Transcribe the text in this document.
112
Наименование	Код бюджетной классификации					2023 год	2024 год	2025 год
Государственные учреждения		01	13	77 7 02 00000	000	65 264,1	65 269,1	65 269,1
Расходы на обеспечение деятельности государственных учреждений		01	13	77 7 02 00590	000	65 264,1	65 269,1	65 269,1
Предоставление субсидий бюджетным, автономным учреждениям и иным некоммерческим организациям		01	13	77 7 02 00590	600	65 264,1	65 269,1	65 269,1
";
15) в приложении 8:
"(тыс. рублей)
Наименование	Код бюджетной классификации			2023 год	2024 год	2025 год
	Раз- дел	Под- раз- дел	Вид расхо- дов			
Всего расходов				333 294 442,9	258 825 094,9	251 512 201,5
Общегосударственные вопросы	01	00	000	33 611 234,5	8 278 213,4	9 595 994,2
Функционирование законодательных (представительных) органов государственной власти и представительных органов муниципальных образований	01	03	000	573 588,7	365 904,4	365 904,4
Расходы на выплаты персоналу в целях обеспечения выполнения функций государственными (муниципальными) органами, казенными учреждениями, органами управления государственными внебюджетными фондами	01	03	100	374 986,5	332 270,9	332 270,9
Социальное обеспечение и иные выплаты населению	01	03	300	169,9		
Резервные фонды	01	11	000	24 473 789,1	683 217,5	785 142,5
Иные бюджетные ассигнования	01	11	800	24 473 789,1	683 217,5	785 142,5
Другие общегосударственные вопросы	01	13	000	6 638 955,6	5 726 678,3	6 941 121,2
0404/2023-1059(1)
####################
REQUIREMENTS =
Pull out every line in the material above where "обеспечение" occurs.

SOLUTION TO THIS PROBLEM =
Расходы на обеспечение деятельности государственных учреждений		01	13	77 7 02 00590	000	65 264,1	65 269,1	65 269,1
Социальное обеспечение и иные выплаты населению	01	03	300	169,9		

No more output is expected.